| GOAL OF THE EXERCISE |
Go through the listing and set it down exactly, leaving out its pictures.

| EXTRACTED DATA |
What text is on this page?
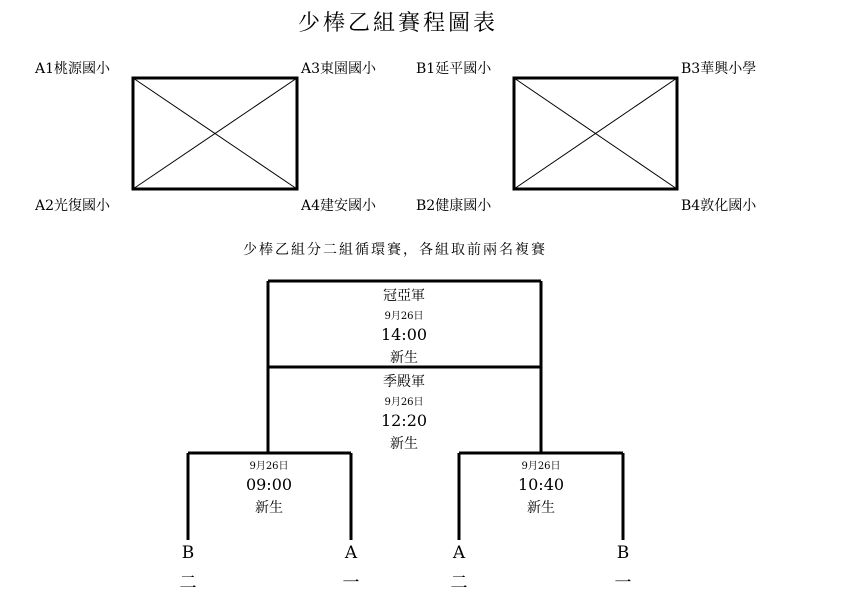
少棒乙組賽程圖表
A1桃源國小	A3東園國小
A2光復國小	A4建安國小
B1延平國小	B3華興小學
B2健康國小	B4敦化國小
少棒乙組分二組循環賽，各組取前兩名複賽
冠亞軍
9月26日
14:00
新生
季殿軍
9月26日
12:20
新生
9月26日
09:00
新生
9月26日
10:40
新生
B
二
A
一
A
二
B
一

| WRITTEN RESPONSE |
What text is on this page?
少棒乙組賽程圖表
A1桃源國小	A3東園國小
A2光復國小	A4建安國小
B1延平國小	B3華興小學
B2健康國小	B4敦化國小
少棒乙組分二組循環賽，各組取前兩名複賽
冠亞軍
9月26日
14:00
新生
季殿軍
9月26日
12:20
新生
9月26日
09:00
新生
9月26日
10:40
新生
B
二
A
一
A
二
B
一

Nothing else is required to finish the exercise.